■ **Exercise requirements**:
Exactly as they appear, output all of the records. Skip any images.

■ **Supplied material**:
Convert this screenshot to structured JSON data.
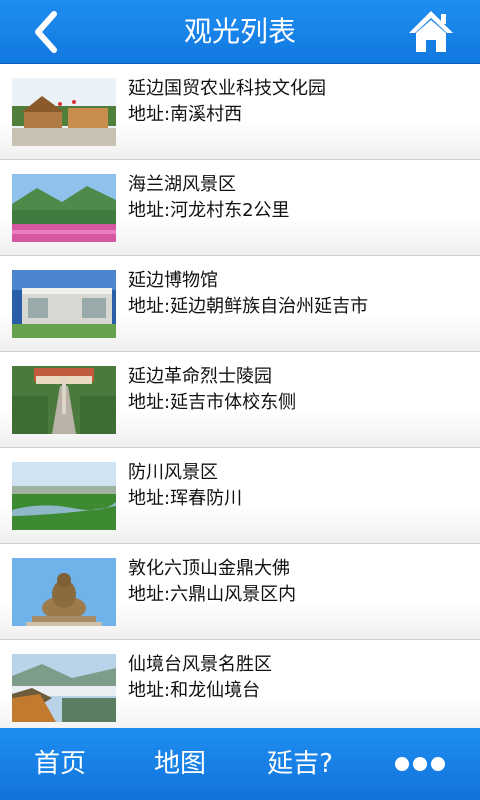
{
  "header": {
    "title": "观光列表"
  },
  "spots": [
    {
      "name": "延边国贸农业科技文化园",
      "address": "地址:南溪村西"
    },
    {
      "name": "海兰湖风景区",
      "address": "地址:河龙村东2公里"
    },
    {
      "name": "延边博物馆",
      "address": "地址:延边朝鲜族自治州延吉市"
    },
    {
      "name": "延边革命烈士陵园",
      "address": "地址:延吉市体校东侧"
    },
    {
      "name": "防川风景区",
      "address": "地址:珲春防川"
    },
    {
      "name": "敦化六顶山金鼎大佛",
      "address": "地址:六鼎山风景区内"
    },
    {
      "name": "仙境台风景名胜区",
      "address": "地址:和龙仙境台"
    }
  ],
  "footer": {
    "tabs": [
      "首页",
      "地图",
      "延吉?"
    ]
  },
  "colors": {
    "accent": "#1a86ec",
    "text": "#111111"
  },
  "icons": {
    "back": "chevron-left-icon",
    "home": "home-icon",
    "more": "more-dots-icon"
  }
}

■ **Correct result**:
Convert this screenshot to structured JSON data.
{
  "header": {
    "title": "观光列表"
  },
  "spots": [
    {
      "name": "延边国贸农业科技文化园",
      "address": "地址:南溪村西"
    },
    {
      "name": "海兰湖风景区",
      "address": "地址:河龙村东2公里"
    },
    {
      "name": "延边博物馆",
      "address": "地址:延边朝鲜族自治州延吉市"
    },
    {
      "name": "延边革命烈士陵园",
      "address": "地址:延吉市体校东侧"
    },
    {
      "name": "防川风景区",
      "address": "地址:珲春防川"
    },
    {
      "name": "敦化六顶山金鼎大佛",
      "address": "地址:六鼎山风景区内"
    },
    {
      "name": "仙境台风景名胜区",
      "address": "地址:和龙仙境台"
    }
  ],
  "footer": {
    "tabs": [
      "首页",
      "地图",
      "延吉?"
    ]
  },
  "colors": {
    "accent": "#1a86ec",
    "text": "#111111"
  },
  "icons": {
    "back": "chevron-left-icon",
    "home": "home-icon",
    "more": "more-dots-icon"
  }
}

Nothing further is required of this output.